(Exercise task): Scan the data beneath this task and copy each line that includes "England".

(Record list):

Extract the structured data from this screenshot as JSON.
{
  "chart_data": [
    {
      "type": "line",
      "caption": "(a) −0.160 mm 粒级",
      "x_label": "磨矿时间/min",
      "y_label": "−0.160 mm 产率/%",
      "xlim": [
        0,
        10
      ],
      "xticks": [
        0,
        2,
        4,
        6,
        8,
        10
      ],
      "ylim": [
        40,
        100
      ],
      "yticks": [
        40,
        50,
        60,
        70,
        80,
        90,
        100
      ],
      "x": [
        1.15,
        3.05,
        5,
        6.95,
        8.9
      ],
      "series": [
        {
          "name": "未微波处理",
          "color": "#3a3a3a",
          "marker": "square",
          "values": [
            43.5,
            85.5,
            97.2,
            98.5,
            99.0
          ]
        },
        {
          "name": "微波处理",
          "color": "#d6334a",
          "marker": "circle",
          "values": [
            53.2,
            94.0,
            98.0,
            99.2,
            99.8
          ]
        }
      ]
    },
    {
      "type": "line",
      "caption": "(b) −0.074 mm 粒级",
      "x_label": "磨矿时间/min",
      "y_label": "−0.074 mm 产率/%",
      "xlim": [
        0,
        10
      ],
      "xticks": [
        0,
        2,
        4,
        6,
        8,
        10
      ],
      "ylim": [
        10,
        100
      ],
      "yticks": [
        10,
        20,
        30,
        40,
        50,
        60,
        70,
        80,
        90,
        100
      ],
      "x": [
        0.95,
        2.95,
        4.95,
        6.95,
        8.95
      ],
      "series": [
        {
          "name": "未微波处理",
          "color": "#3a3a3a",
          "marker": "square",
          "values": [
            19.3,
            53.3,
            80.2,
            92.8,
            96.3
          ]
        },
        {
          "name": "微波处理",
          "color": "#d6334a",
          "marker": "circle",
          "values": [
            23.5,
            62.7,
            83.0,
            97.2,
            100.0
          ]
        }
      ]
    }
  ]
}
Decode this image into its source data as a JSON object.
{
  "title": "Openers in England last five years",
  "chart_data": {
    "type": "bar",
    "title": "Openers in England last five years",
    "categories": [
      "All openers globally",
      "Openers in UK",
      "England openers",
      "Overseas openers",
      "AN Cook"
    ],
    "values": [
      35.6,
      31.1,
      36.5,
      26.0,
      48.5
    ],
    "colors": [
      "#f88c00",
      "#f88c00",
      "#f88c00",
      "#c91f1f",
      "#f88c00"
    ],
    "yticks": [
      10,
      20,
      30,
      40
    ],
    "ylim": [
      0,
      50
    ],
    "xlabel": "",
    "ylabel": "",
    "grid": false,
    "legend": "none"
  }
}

(Complete answer):
  "title": "Openers in England last five years",
    "title": "Openers in England last five years",
      "England openers",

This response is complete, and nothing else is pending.